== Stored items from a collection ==
──────────────────────────────

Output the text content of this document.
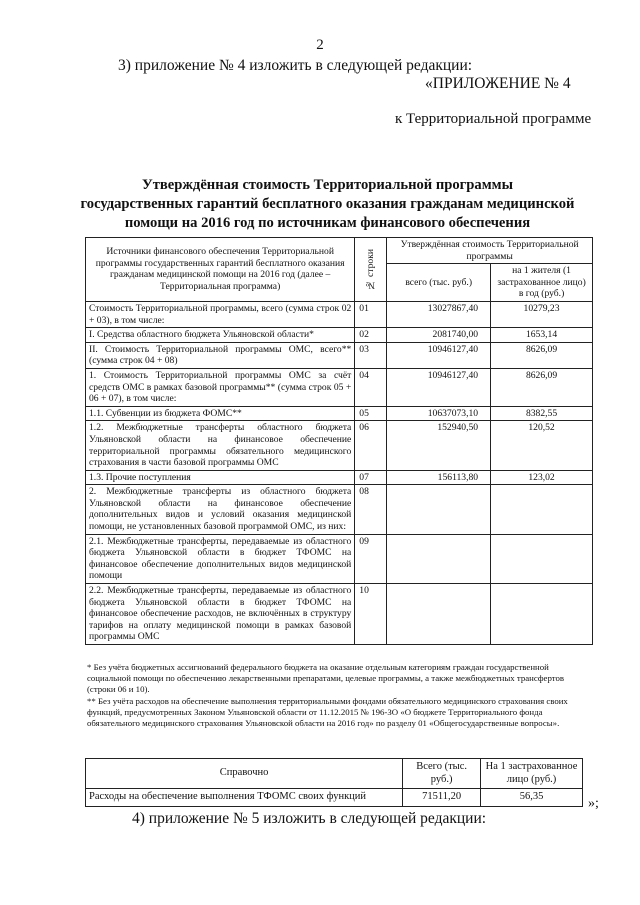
2
3) приложение № 4 изложить в следующей редакции:
«ПРИЛОЖЕНИЕ № 4
к Территориальной программе
Утверждённая стоимость Территориальной программы
государственных гарантий бесплатного оказания гражданам медицинской
помощи на 2016 год по источникам финансового обеспечения
Источники финансового обеспечения Территориальной программы государственных гарантий бесплатного оказания гражданам медицинской помощи на 2016 год (далее – Территориальная программа)	№ строки	Утверждённая стоимость Территориальной программы	
		всего (тыс. руб.)	на 1 жителя (1 застрахованное лицо) в год (руб.)
Стоимость Территориальной программы, всего (сумма строк 02 + 03), в том числе:	01	13027867,40	10279,23
I. Средства областного бюджета Ульяновской области*	02	2081740,00	1653,14
II. Стоимость Территориальной программы ОМС, всего** (сумма строк 04 + 08)	03	10946127,40	8626,09
1. Стоимость Территориальной программы ОМС за счёт средств ОМС в рамках базовой программы** (сумма строк 05 + 06 + 07), в том числе:	04	10946127,40	8626,09
1.1. Субвенции из бюджета ФОМС**	05	10637073,10	8382,55
1.2. Межбюджетные трансферты областного бюджета Ульяновской области на финансовое обеспечение территориальной программы обязательного медицинского страхования в части базовой программы ОМС	06	152940,50	120,52
1.3. Прочие поступления	07	156113,80	123,02
2. Межбюджетные трансферты из областного бюджета Ульяновской области на финансовое обеспечение дополнительных видов и условий оказания медицинской помощи, не установленных базовой программой ОМС, из них:	08		
2.1. Межбюджетные трансферты, передаваемые из областного бюджета Ульяновской области в бюджет ТФОМС на финансовое обеспечение дополнительных видов медицинской помощи	09		
2.2. Межбюджетные трансферты, передаваемые из областного бюджета Ульяновской области в бюджет ТФОМС на финансовое обеспечение расходов, не включённых в структуру тарифов на оплату медицинской помощи в рамках базовой программы ОМС	10		

* Без учёта бюджетных ассигнований федерального бюджета на оказание отдельным категориям граждан государственной социальной помощи по обеспечению лекарственными препаратами, целевые программы, а также межбюджетных трансфертов (строки 06 и 10).

** Без учёта расходов на обеспечение выполнения территориальными фондами обязательного медицинского страхования своих функций, предусмотренных Законом Ульяновской области от 11.12.2015 № 196-ЗО «О бюджете Территориального фонда обязательного медицинского страхования Ульяновской области на 2016 год» по разделу 01 «Общегосударственные вопросы».

Справочно	Всего (тыс. руб.)	На 1 застрахованное лицо (руб.)
Расходы на обеспечение выполнения ТФОМС своих функций	71511,20	56,35	»;
4) приложение № 5 изложить в следующей редакции:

──────────────────────────────

== Your goal ==
Find every line in the records above that holds the word "рамках", and copy each one.

== Reply ==
1. Стоимость Территориальной программы ОМС за счёт средств ОМС в рамках базовой программы** (сумма строк 05 + 06 + 07), в том числе:	04	10946127,40	8626,09
2.2. Межбюджетные трансферты, передаваемые из областного бюджета Ульяновской области в бюджет ТФОМС на финансовое обеспечение расходов, не включённых в структуру тарифов на оплату медицинской помощи в рамках базовой программы ОМС	10		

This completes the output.